* Exercise directions *
Copy out each line of the data that holds the word "title".
============
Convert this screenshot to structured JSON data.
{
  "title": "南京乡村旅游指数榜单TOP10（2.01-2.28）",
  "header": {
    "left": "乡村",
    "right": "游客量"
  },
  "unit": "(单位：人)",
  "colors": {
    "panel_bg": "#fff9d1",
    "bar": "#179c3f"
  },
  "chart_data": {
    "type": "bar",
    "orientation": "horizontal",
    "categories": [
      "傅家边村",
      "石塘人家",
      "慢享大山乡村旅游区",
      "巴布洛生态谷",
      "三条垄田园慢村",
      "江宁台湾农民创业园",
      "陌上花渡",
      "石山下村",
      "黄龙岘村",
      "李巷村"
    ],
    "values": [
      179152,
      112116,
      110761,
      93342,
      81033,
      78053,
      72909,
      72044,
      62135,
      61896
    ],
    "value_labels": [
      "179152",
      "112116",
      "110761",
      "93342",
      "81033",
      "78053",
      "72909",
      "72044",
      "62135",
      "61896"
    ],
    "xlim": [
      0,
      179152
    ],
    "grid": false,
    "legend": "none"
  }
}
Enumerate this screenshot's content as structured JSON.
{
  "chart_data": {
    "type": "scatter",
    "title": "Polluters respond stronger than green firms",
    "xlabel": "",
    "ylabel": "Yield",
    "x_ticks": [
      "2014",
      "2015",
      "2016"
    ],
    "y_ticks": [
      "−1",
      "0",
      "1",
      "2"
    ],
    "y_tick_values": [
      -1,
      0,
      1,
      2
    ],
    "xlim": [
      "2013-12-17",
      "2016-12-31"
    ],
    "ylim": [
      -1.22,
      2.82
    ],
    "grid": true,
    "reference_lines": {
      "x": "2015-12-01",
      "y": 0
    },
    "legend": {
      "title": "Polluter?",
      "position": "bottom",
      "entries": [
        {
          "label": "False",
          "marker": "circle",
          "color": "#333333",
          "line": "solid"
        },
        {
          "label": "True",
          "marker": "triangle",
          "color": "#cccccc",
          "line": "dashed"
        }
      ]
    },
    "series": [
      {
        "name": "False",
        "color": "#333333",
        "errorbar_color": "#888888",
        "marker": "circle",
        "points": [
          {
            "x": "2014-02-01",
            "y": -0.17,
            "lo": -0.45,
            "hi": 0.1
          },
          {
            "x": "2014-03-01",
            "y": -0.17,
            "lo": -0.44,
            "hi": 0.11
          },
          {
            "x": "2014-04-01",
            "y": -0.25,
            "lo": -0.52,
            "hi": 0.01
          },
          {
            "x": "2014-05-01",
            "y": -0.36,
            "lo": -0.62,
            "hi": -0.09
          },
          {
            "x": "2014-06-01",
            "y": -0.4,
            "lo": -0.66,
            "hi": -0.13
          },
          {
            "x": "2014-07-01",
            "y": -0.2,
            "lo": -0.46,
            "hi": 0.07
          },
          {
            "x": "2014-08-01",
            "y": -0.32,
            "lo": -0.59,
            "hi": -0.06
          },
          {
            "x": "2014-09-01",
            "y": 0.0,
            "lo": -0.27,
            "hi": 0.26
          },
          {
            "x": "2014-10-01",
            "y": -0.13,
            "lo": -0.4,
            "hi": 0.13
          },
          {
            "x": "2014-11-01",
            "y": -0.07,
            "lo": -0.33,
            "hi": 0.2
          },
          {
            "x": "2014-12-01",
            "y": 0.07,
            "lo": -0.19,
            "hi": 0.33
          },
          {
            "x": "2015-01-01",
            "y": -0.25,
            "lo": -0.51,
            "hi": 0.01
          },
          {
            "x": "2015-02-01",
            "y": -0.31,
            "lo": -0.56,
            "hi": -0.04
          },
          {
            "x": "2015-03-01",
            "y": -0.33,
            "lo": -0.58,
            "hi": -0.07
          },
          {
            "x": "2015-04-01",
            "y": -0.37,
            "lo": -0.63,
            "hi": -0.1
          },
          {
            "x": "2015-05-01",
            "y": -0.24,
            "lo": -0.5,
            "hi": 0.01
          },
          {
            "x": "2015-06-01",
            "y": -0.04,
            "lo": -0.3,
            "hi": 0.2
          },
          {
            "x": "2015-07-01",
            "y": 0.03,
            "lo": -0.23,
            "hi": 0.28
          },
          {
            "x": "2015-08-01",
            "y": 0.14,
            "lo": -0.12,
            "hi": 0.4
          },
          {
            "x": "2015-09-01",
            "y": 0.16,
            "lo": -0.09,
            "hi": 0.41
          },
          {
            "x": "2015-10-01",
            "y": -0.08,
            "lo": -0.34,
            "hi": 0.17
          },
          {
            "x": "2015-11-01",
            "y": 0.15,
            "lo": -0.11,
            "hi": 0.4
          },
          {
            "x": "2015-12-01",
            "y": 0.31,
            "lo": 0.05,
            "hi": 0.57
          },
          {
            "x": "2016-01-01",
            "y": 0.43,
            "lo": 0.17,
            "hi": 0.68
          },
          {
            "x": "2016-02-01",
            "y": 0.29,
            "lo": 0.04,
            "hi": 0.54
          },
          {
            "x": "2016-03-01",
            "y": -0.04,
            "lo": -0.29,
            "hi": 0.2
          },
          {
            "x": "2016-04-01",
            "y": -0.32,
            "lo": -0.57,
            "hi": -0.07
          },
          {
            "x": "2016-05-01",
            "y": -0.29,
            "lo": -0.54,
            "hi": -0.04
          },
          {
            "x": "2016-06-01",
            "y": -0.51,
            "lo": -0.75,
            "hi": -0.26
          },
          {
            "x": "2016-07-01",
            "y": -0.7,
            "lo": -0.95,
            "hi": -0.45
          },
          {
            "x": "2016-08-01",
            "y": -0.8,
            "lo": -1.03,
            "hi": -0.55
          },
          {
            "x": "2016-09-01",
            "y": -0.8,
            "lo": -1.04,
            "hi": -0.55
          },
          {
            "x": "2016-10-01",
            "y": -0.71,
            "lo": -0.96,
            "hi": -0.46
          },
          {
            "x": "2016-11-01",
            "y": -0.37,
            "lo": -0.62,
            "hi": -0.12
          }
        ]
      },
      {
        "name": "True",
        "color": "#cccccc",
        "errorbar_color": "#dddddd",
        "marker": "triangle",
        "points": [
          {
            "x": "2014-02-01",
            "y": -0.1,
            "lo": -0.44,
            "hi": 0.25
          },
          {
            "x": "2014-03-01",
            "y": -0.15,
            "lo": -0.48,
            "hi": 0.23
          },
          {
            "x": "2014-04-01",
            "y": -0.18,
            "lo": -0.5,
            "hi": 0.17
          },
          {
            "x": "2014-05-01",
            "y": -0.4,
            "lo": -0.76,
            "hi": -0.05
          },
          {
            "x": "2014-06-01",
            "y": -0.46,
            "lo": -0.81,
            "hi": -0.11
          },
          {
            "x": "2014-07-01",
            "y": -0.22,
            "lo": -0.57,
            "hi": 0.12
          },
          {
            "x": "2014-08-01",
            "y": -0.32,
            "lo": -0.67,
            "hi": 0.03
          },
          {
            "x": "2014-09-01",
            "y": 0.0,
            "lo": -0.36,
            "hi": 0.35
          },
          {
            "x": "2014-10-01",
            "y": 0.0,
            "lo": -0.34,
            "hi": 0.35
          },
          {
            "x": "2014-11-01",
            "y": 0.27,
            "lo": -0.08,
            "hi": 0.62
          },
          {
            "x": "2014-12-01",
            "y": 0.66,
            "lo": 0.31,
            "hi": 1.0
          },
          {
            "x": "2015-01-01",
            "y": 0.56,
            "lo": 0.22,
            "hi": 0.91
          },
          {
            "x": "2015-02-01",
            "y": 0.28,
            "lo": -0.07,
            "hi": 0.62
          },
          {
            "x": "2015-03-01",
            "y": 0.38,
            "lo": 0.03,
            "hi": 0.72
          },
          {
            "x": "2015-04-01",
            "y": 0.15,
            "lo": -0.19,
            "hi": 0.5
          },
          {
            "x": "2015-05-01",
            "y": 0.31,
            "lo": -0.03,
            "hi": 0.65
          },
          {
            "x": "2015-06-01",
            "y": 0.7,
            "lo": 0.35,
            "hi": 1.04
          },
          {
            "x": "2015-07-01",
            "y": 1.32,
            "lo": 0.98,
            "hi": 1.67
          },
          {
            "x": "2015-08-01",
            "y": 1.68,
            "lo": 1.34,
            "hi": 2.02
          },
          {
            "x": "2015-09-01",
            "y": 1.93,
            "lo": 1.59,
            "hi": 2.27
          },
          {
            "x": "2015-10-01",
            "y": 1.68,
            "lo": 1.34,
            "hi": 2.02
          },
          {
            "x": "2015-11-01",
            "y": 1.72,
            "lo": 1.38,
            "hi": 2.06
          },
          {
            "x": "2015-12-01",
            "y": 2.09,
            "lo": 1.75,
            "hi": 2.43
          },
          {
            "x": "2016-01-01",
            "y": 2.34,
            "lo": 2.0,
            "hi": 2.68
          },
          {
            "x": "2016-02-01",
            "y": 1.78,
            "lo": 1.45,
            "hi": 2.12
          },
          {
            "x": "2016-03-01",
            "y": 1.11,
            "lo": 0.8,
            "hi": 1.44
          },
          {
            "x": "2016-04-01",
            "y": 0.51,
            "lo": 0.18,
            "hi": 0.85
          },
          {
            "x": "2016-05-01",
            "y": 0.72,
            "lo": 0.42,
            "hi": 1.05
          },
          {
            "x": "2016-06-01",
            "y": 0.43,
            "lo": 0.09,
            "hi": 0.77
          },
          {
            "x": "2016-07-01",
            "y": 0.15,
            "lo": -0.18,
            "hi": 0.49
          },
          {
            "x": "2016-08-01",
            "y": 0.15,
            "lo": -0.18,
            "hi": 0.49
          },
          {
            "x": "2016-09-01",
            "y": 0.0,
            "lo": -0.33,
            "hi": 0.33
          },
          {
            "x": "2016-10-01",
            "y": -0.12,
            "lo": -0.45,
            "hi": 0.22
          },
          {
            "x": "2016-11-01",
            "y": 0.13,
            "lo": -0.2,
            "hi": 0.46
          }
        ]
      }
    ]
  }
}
============
* Result below *
  "title": "南京乡村旅游指数榜单TOP10（2.01-2.28）",
    "title": "Polluters respond stronger than green firms",
      "title": "Polluter?",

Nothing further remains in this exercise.